**Excerpted data**
+ + + + +

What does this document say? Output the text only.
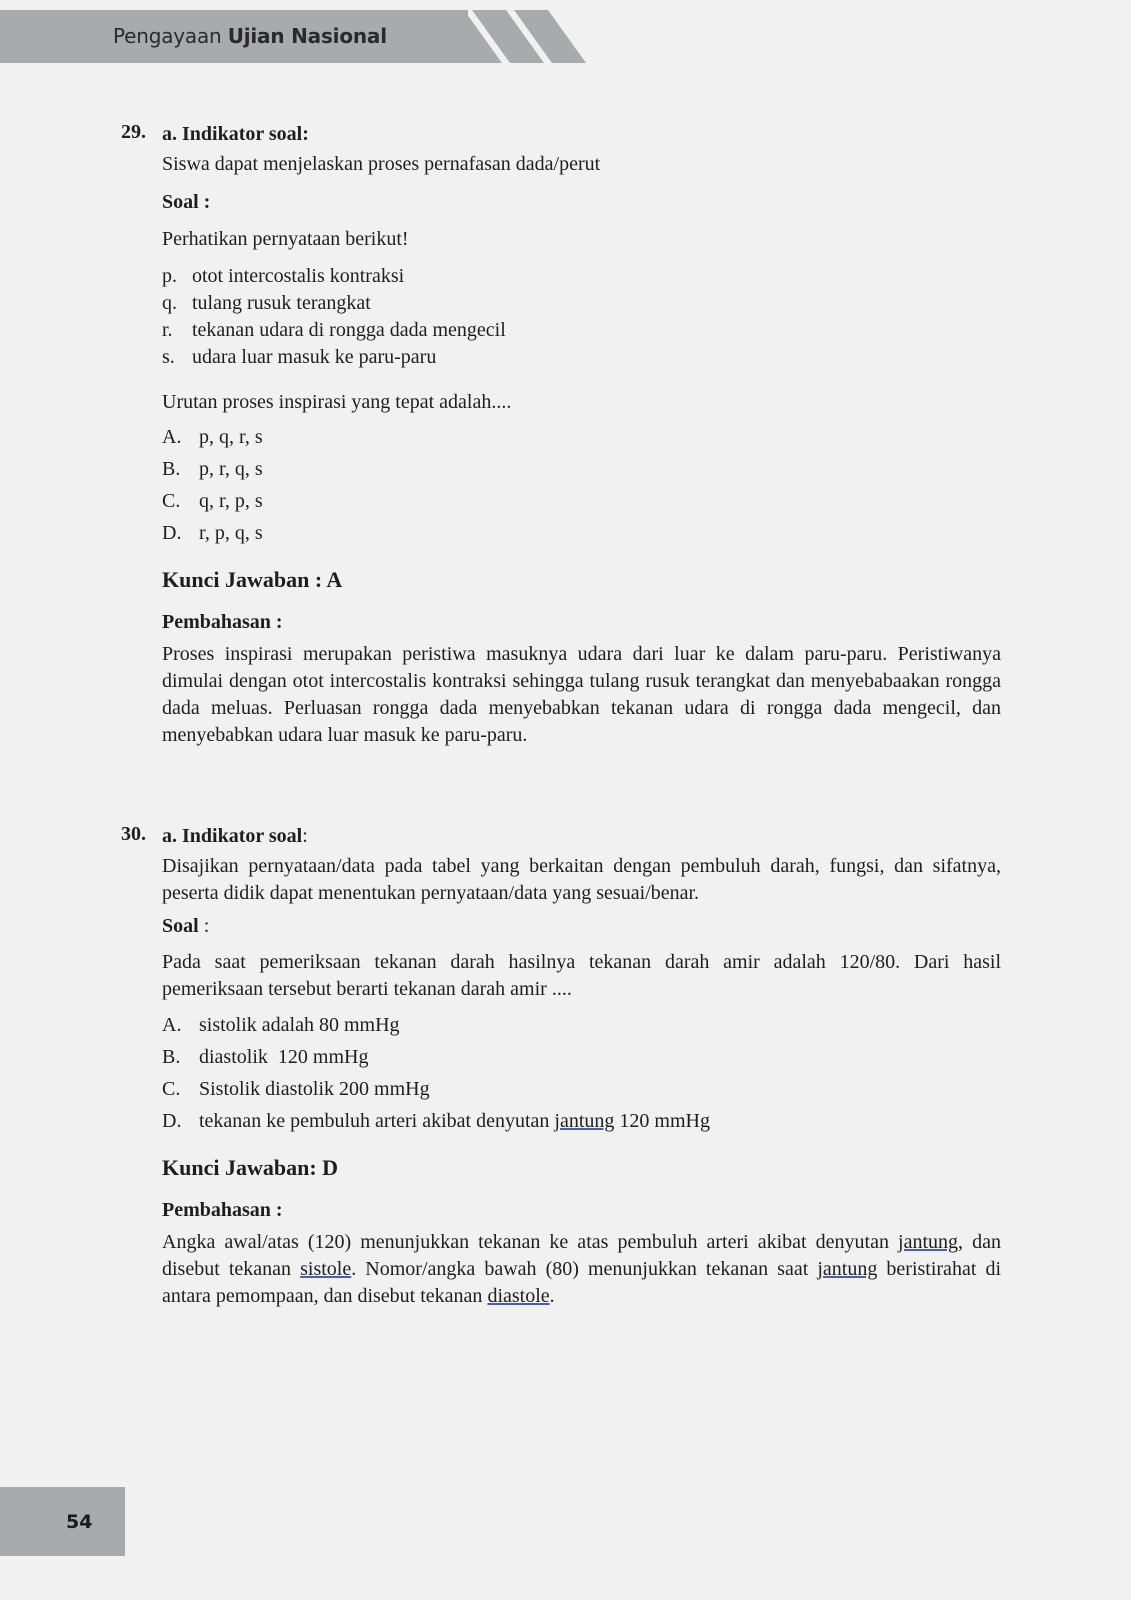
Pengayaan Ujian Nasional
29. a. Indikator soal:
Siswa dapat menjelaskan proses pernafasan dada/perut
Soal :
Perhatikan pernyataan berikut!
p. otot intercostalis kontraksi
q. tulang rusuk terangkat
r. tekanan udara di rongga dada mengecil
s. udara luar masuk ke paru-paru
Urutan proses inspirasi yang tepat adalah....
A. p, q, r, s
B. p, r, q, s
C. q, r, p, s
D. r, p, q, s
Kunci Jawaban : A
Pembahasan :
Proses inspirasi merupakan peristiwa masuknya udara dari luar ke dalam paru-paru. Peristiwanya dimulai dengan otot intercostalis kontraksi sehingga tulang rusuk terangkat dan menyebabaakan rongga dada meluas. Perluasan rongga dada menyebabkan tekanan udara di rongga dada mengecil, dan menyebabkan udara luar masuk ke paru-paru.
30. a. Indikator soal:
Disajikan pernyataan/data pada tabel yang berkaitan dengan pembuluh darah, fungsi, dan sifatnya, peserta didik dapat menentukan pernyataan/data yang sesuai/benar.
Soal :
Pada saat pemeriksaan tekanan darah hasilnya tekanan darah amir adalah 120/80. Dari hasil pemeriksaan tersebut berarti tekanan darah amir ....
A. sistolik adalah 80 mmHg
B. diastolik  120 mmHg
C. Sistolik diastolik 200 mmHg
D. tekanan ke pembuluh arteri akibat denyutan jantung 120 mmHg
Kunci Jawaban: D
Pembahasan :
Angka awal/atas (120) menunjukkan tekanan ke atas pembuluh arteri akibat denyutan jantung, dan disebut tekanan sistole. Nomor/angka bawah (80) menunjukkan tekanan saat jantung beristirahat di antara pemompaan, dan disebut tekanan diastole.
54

+ + + + +

**Work to complete**
Give solely the number of lines in the data that contain the string "intercostalis".

**Response below**
2